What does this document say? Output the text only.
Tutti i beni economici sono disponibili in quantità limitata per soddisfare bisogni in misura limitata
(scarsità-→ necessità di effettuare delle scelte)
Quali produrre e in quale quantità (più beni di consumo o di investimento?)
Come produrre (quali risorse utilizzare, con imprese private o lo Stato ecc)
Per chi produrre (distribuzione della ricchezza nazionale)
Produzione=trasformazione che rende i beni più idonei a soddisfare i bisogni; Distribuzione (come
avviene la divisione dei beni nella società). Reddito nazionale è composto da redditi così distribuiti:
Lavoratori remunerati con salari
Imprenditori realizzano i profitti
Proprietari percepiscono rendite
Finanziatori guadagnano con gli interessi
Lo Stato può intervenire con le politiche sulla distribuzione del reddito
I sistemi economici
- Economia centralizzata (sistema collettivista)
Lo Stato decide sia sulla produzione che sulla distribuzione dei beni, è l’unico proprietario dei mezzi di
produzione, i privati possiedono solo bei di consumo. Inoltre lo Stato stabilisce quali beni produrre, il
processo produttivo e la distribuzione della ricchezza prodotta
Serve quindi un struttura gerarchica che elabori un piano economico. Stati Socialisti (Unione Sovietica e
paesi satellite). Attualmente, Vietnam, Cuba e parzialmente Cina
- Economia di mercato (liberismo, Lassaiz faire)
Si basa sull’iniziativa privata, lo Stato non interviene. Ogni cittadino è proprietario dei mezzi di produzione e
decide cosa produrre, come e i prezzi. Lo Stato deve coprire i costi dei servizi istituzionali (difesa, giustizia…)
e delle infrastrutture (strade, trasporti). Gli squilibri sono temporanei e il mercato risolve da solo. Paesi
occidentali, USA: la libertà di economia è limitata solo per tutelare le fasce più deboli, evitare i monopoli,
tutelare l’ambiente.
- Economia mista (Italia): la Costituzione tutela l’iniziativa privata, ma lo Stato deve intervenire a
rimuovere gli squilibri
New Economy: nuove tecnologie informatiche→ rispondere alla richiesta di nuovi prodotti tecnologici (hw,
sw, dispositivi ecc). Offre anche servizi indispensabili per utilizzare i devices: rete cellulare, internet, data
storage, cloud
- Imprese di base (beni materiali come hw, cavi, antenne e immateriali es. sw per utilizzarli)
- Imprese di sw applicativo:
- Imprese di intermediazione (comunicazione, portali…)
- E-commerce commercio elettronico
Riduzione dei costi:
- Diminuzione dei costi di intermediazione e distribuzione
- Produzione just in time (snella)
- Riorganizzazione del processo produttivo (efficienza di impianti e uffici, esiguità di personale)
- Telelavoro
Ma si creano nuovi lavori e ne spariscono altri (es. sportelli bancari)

# # # # # # #

**Exercise aim**
Copy each line from the records above that includes the string "utilizzare".

**Solution**
Come produrre (quali risorse utilizzare, con imprese private o lo Stato ecc)
sw, dispositivi ecc). Offre anche servizi indispensabili per utilizzare i devices: rete cellulare, internet, data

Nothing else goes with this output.